### [Data records]
◇ ◇ ◇ ◇
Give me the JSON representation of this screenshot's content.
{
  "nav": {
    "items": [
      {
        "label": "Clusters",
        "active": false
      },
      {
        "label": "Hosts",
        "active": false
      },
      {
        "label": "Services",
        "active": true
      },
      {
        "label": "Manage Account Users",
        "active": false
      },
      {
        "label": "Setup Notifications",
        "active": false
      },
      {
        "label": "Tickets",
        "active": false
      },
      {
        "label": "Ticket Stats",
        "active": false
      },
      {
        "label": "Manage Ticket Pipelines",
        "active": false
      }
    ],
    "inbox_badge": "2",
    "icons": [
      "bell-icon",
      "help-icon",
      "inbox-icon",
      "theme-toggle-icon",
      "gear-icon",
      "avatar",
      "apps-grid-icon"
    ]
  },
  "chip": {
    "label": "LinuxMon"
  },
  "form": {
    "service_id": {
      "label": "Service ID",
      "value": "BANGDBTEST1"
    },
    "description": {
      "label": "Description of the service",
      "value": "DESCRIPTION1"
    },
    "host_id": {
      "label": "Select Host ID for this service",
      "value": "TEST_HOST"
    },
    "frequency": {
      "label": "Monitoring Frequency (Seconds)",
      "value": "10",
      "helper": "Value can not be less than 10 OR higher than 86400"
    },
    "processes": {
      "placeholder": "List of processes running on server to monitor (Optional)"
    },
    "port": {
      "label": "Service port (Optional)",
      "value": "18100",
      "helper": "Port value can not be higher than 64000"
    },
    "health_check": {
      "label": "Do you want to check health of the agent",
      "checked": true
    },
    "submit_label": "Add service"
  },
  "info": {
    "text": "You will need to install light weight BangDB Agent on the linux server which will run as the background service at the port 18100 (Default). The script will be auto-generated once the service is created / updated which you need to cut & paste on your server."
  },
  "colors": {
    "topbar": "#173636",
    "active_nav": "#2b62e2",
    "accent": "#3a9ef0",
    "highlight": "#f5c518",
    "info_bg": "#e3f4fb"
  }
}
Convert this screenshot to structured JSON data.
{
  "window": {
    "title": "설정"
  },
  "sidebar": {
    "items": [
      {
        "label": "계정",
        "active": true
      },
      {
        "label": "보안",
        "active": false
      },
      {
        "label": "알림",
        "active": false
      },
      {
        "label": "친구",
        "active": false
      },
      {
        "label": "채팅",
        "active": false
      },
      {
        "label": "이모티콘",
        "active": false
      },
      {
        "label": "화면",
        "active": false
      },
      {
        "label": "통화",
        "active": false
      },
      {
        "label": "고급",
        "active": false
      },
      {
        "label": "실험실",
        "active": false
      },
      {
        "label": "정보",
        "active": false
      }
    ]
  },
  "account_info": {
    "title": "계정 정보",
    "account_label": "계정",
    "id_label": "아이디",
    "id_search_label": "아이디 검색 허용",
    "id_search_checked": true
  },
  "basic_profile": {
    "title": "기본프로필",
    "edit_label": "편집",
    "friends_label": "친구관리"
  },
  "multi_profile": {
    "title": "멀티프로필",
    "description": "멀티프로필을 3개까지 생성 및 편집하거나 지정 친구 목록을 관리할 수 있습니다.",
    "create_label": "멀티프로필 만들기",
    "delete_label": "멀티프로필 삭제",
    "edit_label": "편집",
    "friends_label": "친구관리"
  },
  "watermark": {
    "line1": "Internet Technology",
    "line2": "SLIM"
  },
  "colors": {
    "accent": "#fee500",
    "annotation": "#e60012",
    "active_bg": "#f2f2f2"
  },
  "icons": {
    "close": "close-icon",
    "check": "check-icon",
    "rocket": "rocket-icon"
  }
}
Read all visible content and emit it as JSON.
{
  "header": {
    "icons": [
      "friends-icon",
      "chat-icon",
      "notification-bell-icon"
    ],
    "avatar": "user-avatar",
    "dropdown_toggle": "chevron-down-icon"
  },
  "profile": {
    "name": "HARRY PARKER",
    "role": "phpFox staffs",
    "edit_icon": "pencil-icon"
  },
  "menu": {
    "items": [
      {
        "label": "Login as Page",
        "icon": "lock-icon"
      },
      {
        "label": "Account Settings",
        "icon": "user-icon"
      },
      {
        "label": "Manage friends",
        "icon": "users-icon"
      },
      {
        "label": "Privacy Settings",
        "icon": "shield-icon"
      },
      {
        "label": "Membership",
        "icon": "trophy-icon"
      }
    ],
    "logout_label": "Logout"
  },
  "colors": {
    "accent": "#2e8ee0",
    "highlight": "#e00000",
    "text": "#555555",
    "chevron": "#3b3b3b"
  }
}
◇ ◇ ◇ ◇
### [Written instruction]
Look above for the line that holds "Read all visible content and emit it as JSON.", then copy it and each line after it exactly, through the last line of the data.

### [Solution to the problem]
Read all visible content and emit it as JSON.
{
  "header": {
    "icons": [
      "friends-icon",
      "chat-icon",
      "notification-bell-icon"
    ],
    "avatar": "user-avatar",
    "dropdown_toggle": "chevron-down-icon"
  },
  "profile": {
    "name": "HARRY PARKER",
    "role": "phpFox staffs",
    "edit_icon": "pencil-icon"
  },
  "menu": {
    "items": [
      {
        "label": "Login as Page",
        "icon": "lock-icon"
      },
      {
        "label": "Account Settings",
        "icon": "user-icon"
      },
      {
        "label": "Manage friends",
        "icon": "users-icon"
      },
      {
        "label": "Privacy Settings",
        "icon": "shield-icon"
      },
      {
        "label": "Membership",
        "icon": "trophy-icon"
      }
    ],
    "logout_label": "Logout"
  },
  "colors": {
    "accent": "#2e8ee0",
    "highlight": "#e00000",
    "text": "#555555",
    "chevron": "#3b3b3b"
  }
}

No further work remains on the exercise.